*WRITTEN PROBLEM*
Only lines holding the string "Quién" are wanted; copy each one from the material.

*Data records*
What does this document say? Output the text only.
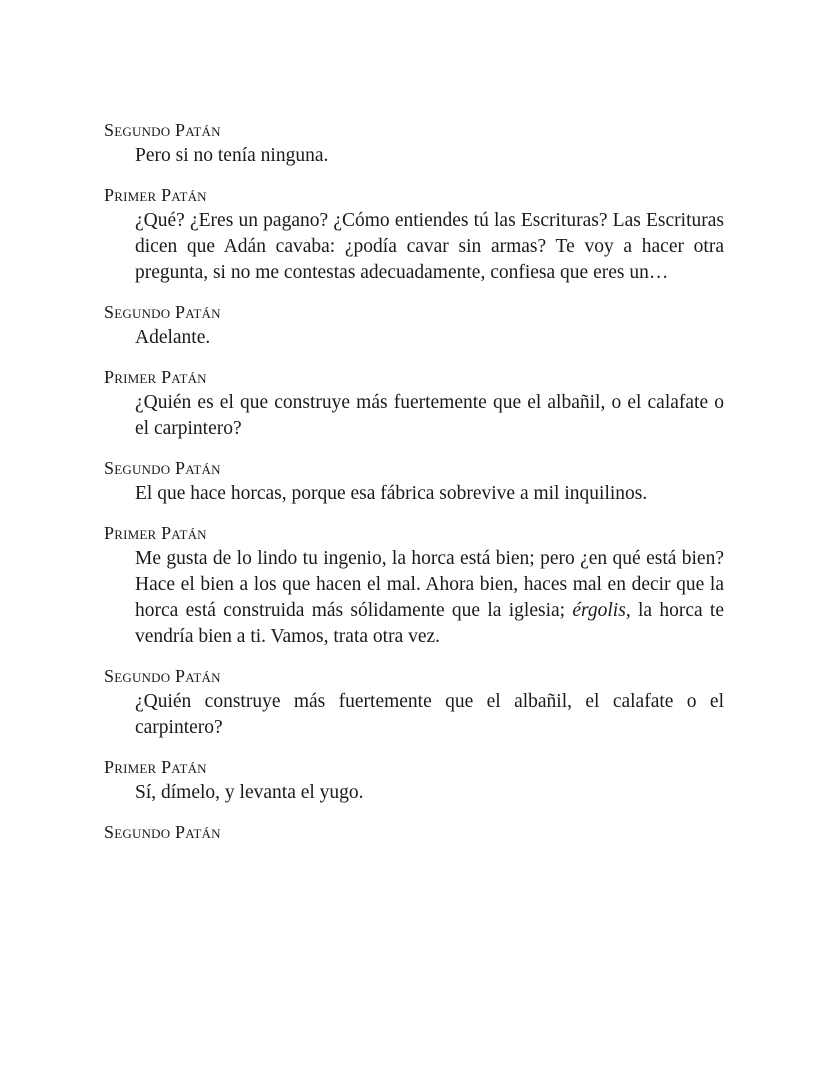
Segundo Patán

Pero si no tenía ninguna.

Primer Patán

¿Qué? ¿Eres un pagano? ¿Cómo entiendes tú las Escrituras? Las Escrituras dicen que Adán cavaba: ¿podía cavar sin armas? Te voy a hacer otra pregunta, si no me contestas adecuadamente, confiesa que eres un…

Segundo Patán

Adelante.

Primer Patán

¿Quién es el que construye más fuertemente que el albañil, o el calafate o el carpintero?

Segundo Patán

El que hace horcas, porque esa fábrica sobrevive a mil inquilinos.

Primer Patán

Me gusta de lo lindo tu ingenio, la horca está bien; pero ¿en qué está bien? Hace el bien a los que hacen el mal. Ahora bien, haces mal en decir que la horca está construida más sólidamente que la iglesia; érgolis, la horca te vendría bien a ti. Vamos, trata otra vez.

Segundo Patán

¿Quién construye más fuertemente que el albañil, el calafate o el carpintero?

Primer Patán

Sí, dímelo, y levanta el yugo.

Segundo Patán
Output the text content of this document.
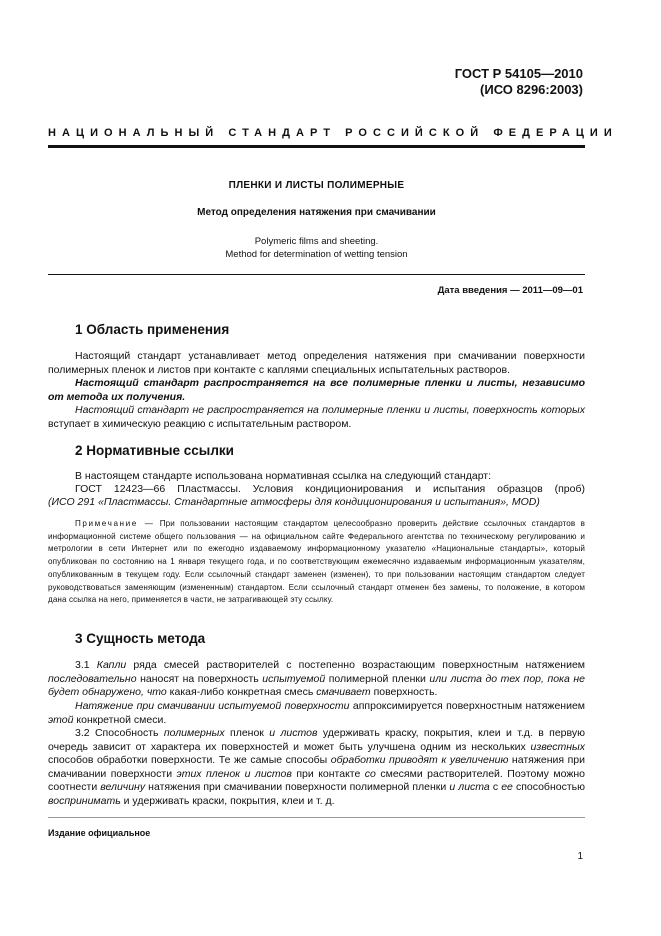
ГОСТ Р 54105—2010
(ИСО 8296:2003)
НАЦИОНАЛЬНЫЙ СТАНДАРТ РОССИЙСКОЙ ФЕДЕРАЦИИ
ПЛЕНКИ И ЛИСТЫ ПОЛИМЕРНЫЕ
Метод определения натяжения при смачивании
Polymeric films and sheeting.
Method for determination of wetting tension
Дата введения — 2011—09—01
1 Область применения
Настоящий стандарт устанавливает метод определения натяжения при смачивании поверхности полимерных пленок и листов при контакте с каплями специальных испытательных растворов.
Настоящий стандарт распространяется на все полимерные пленки и листы, независимо от метода их получения.
Настоящий стандарт не распространяется на полимерные пленки и листы, поверхность которых вступает в химическую реакцию с испытательным раствором.
2 Нормативные ссылки
В настоящем стандарте использована нормативная ссылка на следующий стандарт:
ГОСТ 12423—66 Пластмассы. Условия кондиционирования и испытания образцов (проб)
(ИСО 291 «Пластмассы. Стандартные атмосферы для кондиционирования и испытания», MOD)
Примечание — При пользовании настоящим стандартом целесообразно проверить действие ссылочных стандартов в информационной системе общего пользования — на официальном сайте Федерального агентства по техническому регулированию и метрологии в сети Интернет или по ежегодно издаваемому информационному указателю «Национальные стандарты», который опубликован по состоянию на 1 января текущего года, и по соответствующим ежемесячно издаваемым информационным указателям, опубликованным в текущем году. Если ссылочный стандарт заменен (изменен), то при пользовании настоящим стандартом следует руководствоваться заменяющим (измененным) стандартом. Если ссылочный стандарт отменен без замены, то положение, в котором дана ссылка на него, применяется в части, не затрагивающей эту ссылку.
3 Сущность метода
3.1 Капли ряда смесей растворителей с постепенно возрастающим поверхностным натяжением последовательно наносят на поверхность испытуемой полимерной пленки или листа до тех пор, пока не будет обнаружено, что какая-либо конкретная смесь смачивает поверхность.
Натяжение при смачивании испытуемой поверхности аппроксимируется поверхностным натяжением этой конкретной смеси.
3.2 Способность полимерных пленок и листов удерживать краску, покрытия, клеи и т.д. в первую очередь зависит от характера их поверхностей и может быть улучшена одним из нескольких известных способов обработки поверхности. Те же самые способы обработки приводят к увеличению натяжения при смачивании поверхности этих пленок и листов при контакте со смесями растворителей. Поэтому можно соотнести величину натяжения при смачивании поверхности полимерной пленки и листа с ее способностью воспринимать и удерживать краски, покрытия, клеи и т. д.
Издание официальное
1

*ANSWER TO THIS PROBLEM*
¿Quién es el que construye más fuertemente que el albañil, o el calafate o el carpintero?
¿Quién construye más fuertemente que el albañil, el calafate o el carpintero?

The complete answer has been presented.